• **EXERCISE TASK**
Can you reproduce the data below word for word, keeping every line unchanged?

[start]

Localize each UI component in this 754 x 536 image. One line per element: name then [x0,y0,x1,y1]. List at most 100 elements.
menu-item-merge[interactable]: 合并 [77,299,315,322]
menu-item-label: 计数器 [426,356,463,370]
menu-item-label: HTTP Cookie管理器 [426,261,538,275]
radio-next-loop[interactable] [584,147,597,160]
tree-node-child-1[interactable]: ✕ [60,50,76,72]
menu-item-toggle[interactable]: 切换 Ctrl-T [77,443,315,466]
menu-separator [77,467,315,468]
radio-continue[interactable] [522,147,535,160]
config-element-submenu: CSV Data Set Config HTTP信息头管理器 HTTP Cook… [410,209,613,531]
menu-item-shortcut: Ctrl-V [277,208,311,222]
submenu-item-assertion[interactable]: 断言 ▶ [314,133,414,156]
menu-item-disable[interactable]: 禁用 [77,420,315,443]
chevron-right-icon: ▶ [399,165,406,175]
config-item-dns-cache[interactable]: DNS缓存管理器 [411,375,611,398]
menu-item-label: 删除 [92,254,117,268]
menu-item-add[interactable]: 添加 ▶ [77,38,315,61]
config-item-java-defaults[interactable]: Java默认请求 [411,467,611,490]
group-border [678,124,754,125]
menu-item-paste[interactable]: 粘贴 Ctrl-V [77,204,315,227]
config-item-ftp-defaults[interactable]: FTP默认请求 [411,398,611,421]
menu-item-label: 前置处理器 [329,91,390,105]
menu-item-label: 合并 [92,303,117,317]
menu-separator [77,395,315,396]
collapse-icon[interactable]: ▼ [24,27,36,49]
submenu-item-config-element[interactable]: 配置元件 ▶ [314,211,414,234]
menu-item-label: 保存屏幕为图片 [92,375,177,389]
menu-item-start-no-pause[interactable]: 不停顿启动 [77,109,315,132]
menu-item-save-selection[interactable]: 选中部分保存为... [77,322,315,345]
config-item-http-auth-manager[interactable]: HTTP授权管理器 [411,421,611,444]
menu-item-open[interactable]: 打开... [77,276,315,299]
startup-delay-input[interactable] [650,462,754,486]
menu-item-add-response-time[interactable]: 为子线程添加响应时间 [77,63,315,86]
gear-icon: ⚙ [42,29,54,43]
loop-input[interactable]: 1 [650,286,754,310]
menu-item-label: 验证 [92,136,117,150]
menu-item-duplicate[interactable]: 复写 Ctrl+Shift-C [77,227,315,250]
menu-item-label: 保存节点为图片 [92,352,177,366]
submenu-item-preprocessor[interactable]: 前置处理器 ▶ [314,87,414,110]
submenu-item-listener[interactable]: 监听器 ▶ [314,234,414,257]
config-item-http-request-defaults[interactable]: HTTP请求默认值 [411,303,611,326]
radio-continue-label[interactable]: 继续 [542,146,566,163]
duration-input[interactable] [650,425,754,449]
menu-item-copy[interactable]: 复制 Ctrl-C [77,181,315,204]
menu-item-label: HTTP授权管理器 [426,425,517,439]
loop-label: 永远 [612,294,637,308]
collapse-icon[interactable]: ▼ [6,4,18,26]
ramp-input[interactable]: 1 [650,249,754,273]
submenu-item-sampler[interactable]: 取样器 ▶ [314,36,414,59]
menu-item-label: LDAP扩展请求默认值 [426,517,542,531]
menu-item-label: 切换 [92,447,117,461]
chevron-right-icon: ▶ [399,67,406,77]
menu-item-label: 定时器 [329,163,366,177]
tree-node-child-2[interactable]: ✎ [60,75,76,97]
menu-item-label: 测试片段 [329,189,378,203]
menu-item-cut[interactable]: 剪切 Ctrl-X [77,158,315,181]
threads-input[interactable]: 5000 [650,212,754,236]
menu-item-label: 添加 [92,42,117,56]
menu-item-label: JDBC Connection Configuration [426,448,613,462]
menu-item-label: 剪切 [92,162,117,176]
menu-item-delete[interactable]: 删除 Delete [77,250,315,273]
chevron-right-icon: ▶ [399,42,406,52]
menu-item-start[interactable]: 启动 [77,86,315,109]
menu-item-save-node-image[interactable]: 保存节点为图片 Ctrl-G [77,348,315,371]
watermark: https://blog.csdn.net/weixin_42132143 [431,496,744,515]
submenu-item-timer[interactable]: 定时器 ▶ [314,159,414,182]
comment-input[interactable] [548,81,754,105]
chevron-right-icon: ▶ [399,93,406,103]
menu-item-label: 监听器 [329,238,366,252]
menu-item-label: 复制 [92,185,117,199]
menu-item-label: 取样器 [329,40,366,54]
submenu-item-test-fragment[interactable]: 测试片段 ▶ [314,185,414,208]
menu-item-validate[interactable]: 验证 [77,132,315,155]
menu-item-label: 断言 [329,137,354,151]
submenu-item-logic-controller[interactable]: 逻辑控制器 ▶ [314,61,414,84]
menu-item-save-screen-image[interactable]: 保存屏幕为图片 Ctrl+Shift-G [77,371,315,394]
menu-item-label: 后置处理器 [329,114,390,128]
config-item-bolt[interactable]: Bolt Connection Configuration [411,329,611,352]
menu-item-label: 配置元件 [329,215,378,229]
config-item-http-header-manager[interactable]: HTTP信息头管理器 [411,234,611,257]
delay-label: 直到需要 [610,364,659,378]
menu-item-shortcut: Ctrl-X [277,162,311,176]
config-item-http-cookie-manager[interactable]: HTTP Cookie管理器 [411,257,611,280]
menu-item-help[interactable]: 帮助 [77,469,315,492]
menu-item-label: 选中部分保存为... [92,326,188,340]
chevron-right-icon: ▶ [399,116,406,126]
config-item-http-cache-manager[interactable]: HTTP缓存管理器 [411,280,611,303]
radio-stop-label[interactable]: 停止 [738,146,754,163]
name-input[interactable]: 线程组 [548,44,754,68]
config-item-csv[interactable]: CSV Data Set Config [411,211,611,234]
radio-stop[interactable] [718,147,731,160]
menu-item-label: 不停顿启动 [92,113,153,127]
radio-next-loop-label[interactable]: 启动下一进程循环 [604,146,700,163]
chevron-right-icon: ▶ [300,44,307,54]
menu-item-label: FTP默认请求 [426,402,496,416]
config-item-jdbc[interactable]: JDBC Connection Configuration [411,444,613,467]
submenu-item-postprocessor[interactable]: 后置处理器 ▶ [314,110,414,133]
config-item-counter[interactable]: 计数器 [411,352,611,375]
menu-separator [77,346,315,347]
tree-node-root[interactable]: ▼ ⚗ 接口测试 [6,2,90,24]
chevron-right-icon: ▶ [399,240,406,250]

[end]

• **WRITTEN ANSWER**
Localize each UI component in this 754 x 536 image. One line per element: name then [x0,y0,x1,y1]. List at most 100 elements.
menu-item-merge[interactable]: 合并 [77,299,315,322]
menu-item-label: 计数器 [426,356,463,370]
menu-item-label: HTTP Cookie管理器 [426,261,538,275]
radio-next-loop[interactable] [584,147,597,160]
tree-node-child-1[interactable]: ✕ [60,50,76,72]
menu-item-toggle[interactable]: 切换 Ctrl-T [77,443,315,466]
menu-separator [77,467,315,468]
radio-continue[interactable] [522,147,535,160]
config-element-submenu: CSV Data Set Config HTTP信息头管理器 HTTP Cook… [410,209,613,531]
menu-item-shortcut: Ctrl-V [277,208,311,222]
submenu-item-assertion[interactable]: 断言 ▶ [314,133,414,156]
menu-item-disable[interactable]: 禁用 [77,420,315,443]
chevron-right-icon: ▶ [399,165,406,175]
config-item-dns-cache[interactable]: DNS缓存管理器 [411,375,611,398]
menu-item-label: 删除 [92,254,117,268]
menu-item-add[interactable]: 添加 ▶ [77,38,315,61]
config-item-java-defaults[interactable]: Java默认请求 [411,467,611,490]
group-border [678,124,754,125]
menu-item-paste[interactable]: 粘贴 Ctrl-V [77,204,315,227]
config-item-ftp-defaults[interactable]: FTP默认请求 [411,398,611,421]
menu-item-label: 前置处理器 [329,91,390,105]
menu-item-label: 合并 [92,303,117,317]
menu-separator [77,395,315,396]
collapse-icon[interactable]: ▼ [24,27,36,49]
submenu-item-config-element[interactable]: 配置元件 ▶ [314,211,414,234]
menu-item-label: 保存屏幕为图片 [92,375,177,389]
menu-item-start-no-pause[interactable]: 不停顿启动 [77,109,315,132]
menu-item-save-selection[interactable]: 选中部分保存为... [77,322,315,345]
config-item-http-auth-manager[interactable]: HTTP授权管理器 [411,421,611,444]
menu-item-open[interactable]: 打开... [77,276,315,299]
startup-delay-input[interactable] [650,462,754,486]
menu-item-add-response-time[interactable]: 为子线程添加响应时间 [77,63,315,86]
gear-icon: ⚙ [42,29,54,43]
loop-input[interactable]: 1 [650,286,754,310]
menu-item-label: 验证 [92,136,117,150]
menu-item-duplicate[interactable]: 复写 Ctrl+Shift-C [77,227,315,250]
menu-item-label: 保存节点为图片 [92,352,177,366]
submenu-item-preprocessor[interactable]: 前置处理器 ▶ [314,87,414,110]
submenu-item-listener[interactable]: 监听器 ▶ [314,234,414,257]
config-item-http-request-defaults[interactable]: HTTP请求默认值 [411,303,611,326]
radio-continue-label[interactable]: 继续 [542,146,566,163]
duration-input[interactable] [650,425,754,449]
menu-item-copy[interactable]: 复制 Ctrl-C [77,181,315,204]
menu-item-label: HTTP授权管理器 [426,425,517,439]
loop-label: 永远 [612,294,637,308]
collapse-icon[interactable]: ▼ [6,4,18,26]
ramp-input[interactable]: 1 [650,249,754,273]
submenu-item-sampler[interactable]: 取样器 ▶ [314,36,414,59]
menu-item-label: LDAP扩展请求默认值 [426,517,542,531]
menu-item-label: 切换 [92,447,117,461]
chevron-right-icon: ▶ [399,67,406,77]
menu-item-label: 定时器 [329,163,366,177]
tree-node-child-2[interactable]: ✎ [60,75,76,97]
menu-item-label: 测试片段 [329,189,378,203]
menu-item-cut[interactable]: 剪切 Ctrl-X [77,158,315,181]
threads-input[interactable]: 5000 [650,212,754,236]
menu-item-label: 添加 [92,42,117,56]
menu-item-label: JDBC Connection Configuration [426,448,613,462]
menu-item-label: 剪切 [92,162,117,176]
menu-item-delete[interactable]: 删除 Delete [77,250,315,273]
chevron-right-icon: ▶ [399,42,406,52]
menu-item-start[interactable]: 启动 [77,86,315,109]
menu-item-save-node-image[interactable]: 保存节点为图片 Ctrl-G [77,348,315,371]
watermark: https://blog.csdn.net/weixin_42132143 [431,496,744,515]
submenu-item-timer[interactable]: 定时器 ▶ [314,159,414,182]
comment-input[interactable] [548,81,754,105]
chevron-right-icon: ▶ [399,93,406,103]
menu-item-label: 监听器 [329,238,366,252]
menu-item-label: 复制 [92,185,117,199]
menu-item-label: 取样器 [329,40,366,54]
submenu-item-test-fragment[interactable]: 测试片段 ▶ [314,185,414,208]
menu-item-validate[interactable]: 验证 [77,132,315,155]
menu-item-label: 断言 [329,137,354,151]
submenu-item-logic-controller[interactable]: 逻辑控制器 ▶ [314,61,414,84]
menu-item-save-screen-image[interactable]: 保存屏幕为图片 Ctrl+Shift-G [77,371,315,394]
menu-item-label: 后置处理器 [329,114,390,128]
config-item-bolt[interactable]: Bolt Connection Configuration [411,329,611,352]
menu-item-label: 配置元件 [329,215,378,229]
config-item-http-header-manager[interactable]: HTTP信息头管理器 [411,234,611,257]
delay-label: 直到需要 [610,364,659,378]
menu-item-shortcut: Ctrl-X [277,162,311,176]
config-item-http-cookie-manager[interactable]: HTTP Cookie管理器 [411,257,611,280]
menu-item-help[interactable]: 帮助 [77,469,315,492]
menu-item-label: 选中部分保存为... [92,326,188,340]
chevron-right-icon: ▶ [399,116,406,126]
config-item-http-cache-manager[interactable]: HTTP缓存管理器 [411,280,611,303]
radio-stop-label[interactable]: 停止 [738,146,754,163]
name-input[interactable]: 线程组 [548,44,754,68]
config-item-csv[interactable]: CSV Data Set Config [411,211,611,234]
radio-stop[interactable] [718,147,731,160]
menu-item-label: 不停顿启动 [92,113,153,127]
radio-next-loop-label[interactable]: 启动下一进程循环 [604,146,700,163]
chevron-right-icon: ▶ [300,44,307,54]
menu-item-label: FTP默认请求 [426,402,496,416]
config-item-jdbc[interactable]: JDBC Connection Configuration [411,444,613,467]
submenu-item-postprocessor[interactable]: 后置处理器 ▶ [314,110,414,133]
config-item-counter[interactable]: 计数器 [411,352,611,375]
menu-separator [77,346,315,347]
tree-node-root[interactable]: ▼ ⚗ 接口测试 [6,2,90,24]
chevron-right-icon: ▶ [399,240,406,250]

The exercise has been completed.